___ Supplied entries ___
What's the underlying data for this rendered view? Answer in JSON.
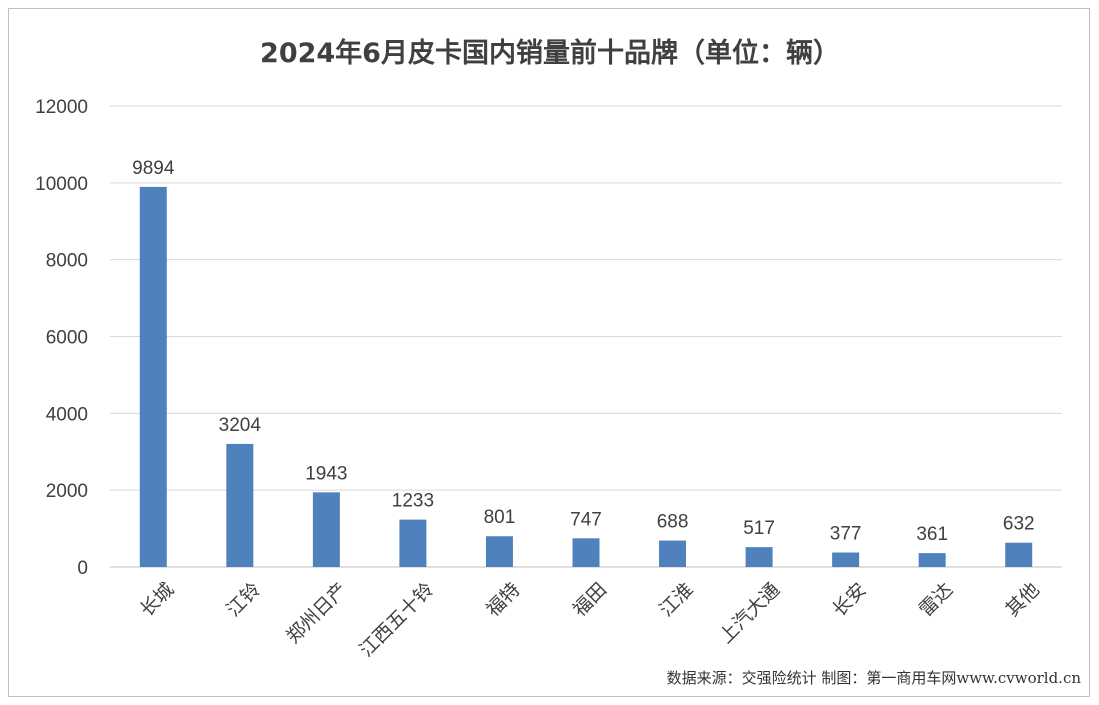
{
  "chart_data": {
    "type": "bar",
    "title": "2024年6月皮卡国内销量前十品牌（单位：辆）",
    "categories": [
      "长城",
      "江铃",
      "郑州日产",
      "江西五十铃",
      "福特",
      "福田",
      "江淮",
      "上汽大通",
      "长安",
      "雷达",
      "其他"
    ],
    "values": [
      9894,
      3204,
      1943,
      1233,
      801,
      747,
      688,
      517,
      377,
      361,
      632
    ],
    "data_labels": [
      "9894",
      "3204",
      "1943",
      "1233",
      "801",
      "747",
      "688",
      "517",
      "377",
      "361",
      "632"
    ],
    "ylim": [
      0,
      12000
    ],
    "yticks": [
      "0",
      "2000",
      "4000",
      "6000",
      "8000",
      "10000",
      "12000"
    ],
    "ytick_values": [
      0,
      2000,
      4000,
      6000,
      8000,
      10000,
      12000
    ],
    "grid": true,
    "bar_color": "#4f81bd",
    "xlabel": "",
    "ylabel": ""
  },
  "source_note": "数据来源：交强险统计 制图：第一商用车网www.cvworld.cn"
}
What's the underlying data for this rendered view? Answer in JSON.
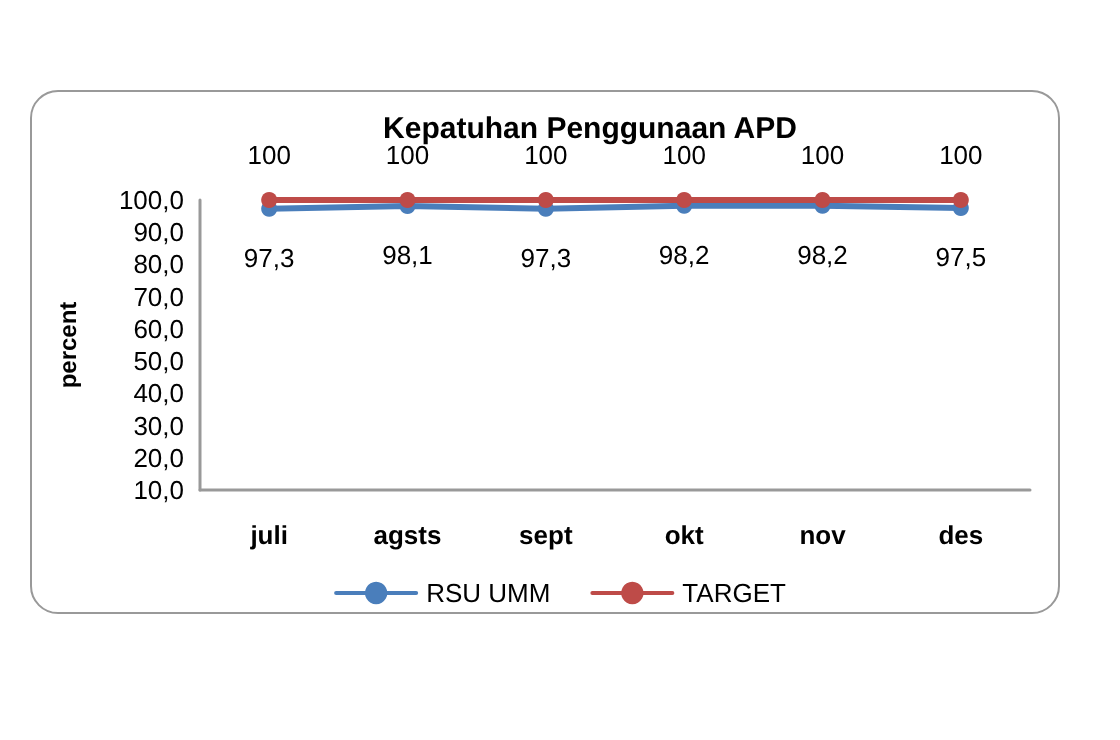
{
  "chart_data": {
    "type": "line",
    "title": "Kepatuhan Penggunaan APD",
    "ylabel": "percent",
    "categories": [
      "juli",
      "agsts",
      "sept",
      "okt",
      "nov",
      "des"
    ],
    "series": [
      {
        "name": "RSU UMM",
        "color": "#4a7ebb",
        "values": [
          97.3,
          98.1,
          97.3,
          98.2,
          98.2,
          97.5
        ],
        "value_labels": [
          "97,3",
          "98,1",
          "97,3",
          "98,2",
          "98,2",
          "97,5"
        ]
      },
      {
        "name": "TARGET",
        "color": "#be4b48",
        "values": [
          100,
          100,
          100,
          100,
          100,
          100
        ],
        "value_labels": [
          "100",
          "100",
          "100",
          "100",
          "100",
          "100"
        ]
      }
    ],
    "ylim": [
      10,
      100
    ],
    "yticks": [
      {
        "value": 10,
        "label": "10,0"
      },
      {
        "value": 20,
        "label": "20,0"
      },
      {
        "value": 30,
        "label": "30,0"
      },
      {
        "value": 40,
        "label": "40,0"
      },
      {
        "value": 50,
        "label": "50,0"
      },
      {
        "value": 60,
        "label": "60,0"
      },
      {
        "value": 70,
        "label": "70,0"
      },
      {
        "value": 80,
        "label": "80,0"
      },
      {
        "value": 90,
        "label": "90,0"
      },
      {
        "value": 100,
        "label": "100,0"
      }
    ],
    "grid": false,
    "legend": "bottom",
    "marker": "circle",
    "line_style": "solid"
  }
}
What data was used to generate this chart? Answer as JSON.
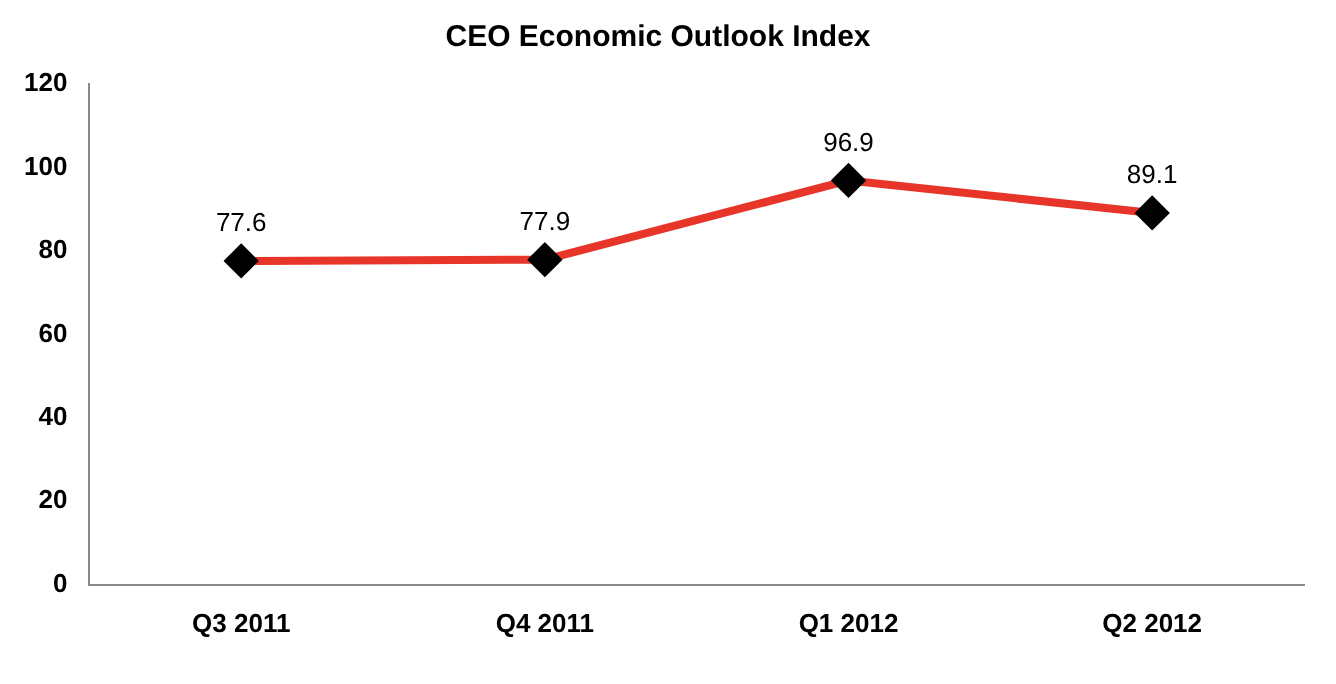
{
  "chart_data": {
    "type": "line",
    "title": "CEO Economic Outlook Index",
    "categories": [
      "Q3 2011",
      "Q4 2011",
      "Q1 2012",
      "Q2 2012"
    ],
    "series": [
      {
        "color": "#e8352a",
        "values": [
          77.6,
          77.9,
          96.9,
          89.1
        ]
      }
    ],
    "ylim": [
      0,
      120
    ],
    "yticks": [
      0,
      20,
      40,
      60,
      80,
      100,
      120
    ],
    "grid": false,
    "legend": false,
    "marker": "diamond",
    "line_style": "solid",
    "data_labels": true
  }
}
___
__Short problem__
Reproduce the full listing above verbatim, with no pictures included.

__Response__
What's the underlying data for this rendered view? Answer in JSON.
{
  "chart_data": {
    "type": "bar",
    "title": "2024年6月皮卡国内销量前十品牌（单位：辆）",
    "categories": [
      "长城",
      "江铃",
      "郑州日产",
      "江西五十铃",
      "福特",
      "福田",
      "江淮",
      "上汽大通",
      "长安",
      "雷达",
      "其他"
    ],
    "values": [
      9894,
      3204,
      1943,
      1233,
      801,
      747,
      688,
      517,
      377,
      361,
      632
    ],
    "data_labels": [
      "9894",
      "3204",
      "1943",
      "1233",
      "801",
      "747",
      "688",
      "517",
      "377",
      "361",
      "632"
    ],
    "ylim": [
      0,
      12000
    ],
    "yticks": [
      "0",
      "2000",
      "4000",
      "6000",
      "8000",
      "10000",
      "12000"
    ],
    "ytick_values": [
      0,
      2000,
      4000,
      6000,
      8000,
      10000,
      12000
    ],
    "grid": true,
    "bar_color": "#4f81bd",
    "xlabel": "",
    "ylabel": ""
  },
  "source_note": "数据来源：交强险统计 制图：第一商用车网www.cvworld.cn"
}
What's the underlying data for this rendered view? Answer in JSON.
{
  "chart_data": {
    "type": "line",
    "title": "Kepatuhan Penggunaan APD",
    "ylabel": "percent",
    "categories": [
      "juli",
      "agsts",
      "sept",
      "okt",
      "nov",
      "des"
    ],
    "series": [
      {
        "name": "RSU UMM",
        "color": "#4a7ebb",
        "values": [
          97.3,
          98.1,
          97.3,
          98.2,
          98.2,
          97.5
        ],
        "value_labels": [
          "97,3",
          "98,1",
          "97,3",
          "98,2",
          "98,2",
          "97,5"
        ]
      },
      {
        "name": "TARGET",
        "color": "#be4b48",
        "values": [
          100,
          100,
          100,
          100,
          100,
          100
        ],
        "value_labels": [
          "100",
          "100",
          "100",
          "100",
          "100",
          "100"
        ]
      }
    ],
    "ylim": [
      10,
      100
    ],
    "yticks": [
      {
        "value": 10,
        "label": "10,0"
      },
      {
        "value": 20,
        "label": "20,0"
      },
      {
        "value": 30,
        "label": "30,0"
      },
      {
        "value": 40,
        "label": "40,0"
      },
      {
        "value": 50,
        "label": "50,0"
      },
      {
        "value": 60,
        "label": "60,0"
      },
      {
        "value": 70,
        "label": "70,0"
      },
      {
        "value": 80,
        "label": "80,0"
      },
      {
        "value": 90,
        "label": "90,0"
      },
      {
        "value": 100,
        "label": "100,0"
      }
    ],
    "grid": false,
    "legend": "bottom",
    "marker": "circle",
    "line_style": "solid"
  }
}
What data was used to generate this chart? Answer as JSON.
{
  "chart_data": {
    "type": "line",
    "title": "CEO Economic Outlook Index",
    "categories": [
      "Q3 2011",
      "Q4 2011",
      "Q1 2012",
      "Q2 2012"
    ],
    "series": [
      {
        "color": "#e8352a",
        "values": [
          77.6,
          77.9,
          96.9,
          89.1
        ]
      }
    ],
    "ylim": [
      0,
      120
    ],
    "yticks": [
      0,
      20,
      40,
      60,
      80,
      100,
      120
    ],
    "grid": false,
    "legend": false,
    "marker": "diamond",
    "line_style": "solid",
    "data_labels": true
  }
}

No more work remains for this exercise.